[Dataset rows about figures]
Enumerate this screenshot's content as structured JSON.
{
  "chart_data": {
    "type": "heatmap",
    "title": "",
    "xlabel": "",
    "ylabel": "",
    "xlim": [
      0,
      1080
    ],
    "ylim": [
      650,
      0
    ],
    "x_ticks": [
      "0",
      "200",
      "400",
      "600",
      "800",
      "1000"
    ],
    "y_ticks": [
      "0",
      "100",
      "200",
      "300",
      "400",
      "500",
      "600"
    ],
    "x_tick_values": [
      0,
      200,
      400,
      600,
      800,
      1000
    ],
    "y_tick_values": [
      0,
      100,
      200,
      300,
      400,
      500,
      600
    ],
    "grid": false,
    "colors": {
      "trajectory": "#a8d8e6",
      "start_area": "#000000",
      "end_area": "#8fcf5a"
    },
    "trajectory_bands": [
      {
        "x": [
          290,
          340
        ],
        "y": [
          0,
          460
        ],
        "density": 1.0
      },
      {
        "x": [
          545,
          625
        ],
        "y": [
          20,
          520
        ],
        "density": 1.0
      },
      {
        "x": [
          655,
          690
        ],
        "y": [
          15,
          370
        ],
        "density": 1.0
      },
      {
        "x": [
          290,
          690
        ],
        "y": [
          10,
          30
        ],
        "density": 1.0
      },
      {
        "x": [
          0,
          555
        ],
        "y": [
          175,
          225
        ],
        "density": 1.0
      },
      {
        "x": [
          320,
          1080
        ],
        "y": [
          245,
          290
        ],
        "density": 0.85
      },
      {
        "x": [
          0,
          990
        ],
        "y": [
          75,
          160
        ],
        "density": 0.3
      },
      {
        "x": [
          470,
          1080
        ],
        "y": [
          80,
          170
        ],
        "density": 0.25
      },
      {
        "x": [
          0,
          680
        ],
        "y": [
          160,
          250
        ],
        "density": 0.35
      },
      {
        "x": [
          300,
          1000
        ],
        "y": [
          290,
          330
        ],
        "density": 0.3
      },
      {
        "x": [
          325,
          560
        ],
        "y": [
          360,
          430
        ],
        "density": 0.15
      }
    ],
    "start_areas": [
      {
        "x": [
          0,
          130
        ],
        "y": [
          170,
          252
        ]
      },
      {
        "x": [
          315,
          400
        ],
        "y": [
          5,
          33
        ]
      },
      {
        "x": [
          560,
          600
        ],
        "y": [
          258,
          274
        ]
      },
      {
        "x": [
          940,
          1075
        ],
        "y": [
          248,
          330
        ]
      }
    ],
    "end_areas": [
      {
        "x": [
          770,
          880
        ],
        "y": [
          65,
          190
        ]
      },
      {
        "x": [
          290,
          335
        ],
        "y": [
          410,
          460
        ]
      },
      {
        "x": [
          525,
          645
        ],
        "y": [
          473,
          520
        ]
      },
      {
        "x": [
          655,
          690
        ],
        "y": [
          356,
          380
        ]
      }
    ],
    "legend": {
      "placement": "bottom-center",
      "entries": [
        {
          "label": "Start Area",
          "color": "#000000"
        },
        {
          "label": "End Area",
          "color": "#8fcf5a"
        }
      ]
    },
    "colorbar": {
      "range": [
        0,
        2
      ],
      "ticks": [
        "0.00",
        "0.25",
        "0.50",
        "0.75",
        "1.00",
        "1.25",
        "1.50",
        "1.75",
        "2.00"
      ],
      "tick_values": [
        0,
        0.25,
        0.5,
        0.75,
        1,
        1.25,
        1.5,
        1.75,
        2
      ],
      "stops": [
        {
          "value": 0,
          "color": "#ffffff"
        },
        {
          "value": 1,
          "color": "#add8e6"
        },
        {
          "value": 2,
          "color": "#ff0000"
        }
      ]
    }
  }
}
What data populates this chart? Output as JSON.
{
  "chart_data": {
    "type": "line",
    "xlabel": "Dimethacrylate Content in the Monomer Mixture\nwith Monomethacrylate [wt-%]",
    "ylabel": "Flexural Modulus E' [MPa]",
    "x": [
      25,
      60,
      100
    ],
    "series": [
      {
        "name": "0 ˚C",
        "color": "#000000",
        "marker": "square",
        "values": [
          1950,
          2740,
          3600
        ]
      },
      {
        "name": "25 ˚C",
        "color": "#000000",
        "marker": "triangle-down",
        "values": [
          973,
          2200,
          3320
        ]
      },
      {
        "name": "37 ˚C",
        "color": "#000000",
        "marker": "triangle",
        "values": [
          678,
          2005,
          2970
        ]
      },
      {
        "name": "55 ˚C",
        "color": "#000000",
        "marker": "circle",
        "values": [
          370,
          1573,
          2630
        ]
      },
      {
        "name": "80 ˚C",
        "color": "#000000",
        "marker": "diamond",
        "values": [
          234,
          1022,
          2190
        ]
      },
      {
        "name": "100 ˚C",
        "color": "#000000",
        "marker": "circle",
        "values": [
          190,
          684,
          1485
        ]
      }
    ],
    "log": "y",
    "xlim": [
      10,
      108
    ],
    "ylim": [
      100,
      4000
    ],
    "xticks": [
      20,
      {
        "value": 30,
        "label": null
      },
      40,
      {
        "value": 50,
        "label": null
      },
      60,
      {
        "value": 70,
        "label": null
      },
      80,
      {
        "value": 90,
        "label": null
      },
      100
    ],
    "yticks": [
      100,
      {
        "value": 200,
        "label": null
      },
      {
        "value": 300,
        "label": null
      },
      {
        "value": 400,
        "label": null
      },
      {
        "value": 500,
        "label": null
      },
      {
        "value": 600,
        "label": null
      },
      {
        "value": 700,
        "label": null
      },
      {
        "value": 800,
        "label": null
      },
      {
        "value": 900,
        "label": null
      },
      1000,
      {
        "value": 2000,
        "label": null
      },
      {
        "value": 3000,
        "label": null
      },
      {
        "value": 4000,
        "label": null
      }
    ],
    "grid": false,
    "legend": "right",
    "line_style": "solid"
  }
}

What is asked. Copy every line of the data that holds the string "this".

Written reply.
Enumerate this screenshot's content as structured JSON.
What data populates this chart? Output as JSON.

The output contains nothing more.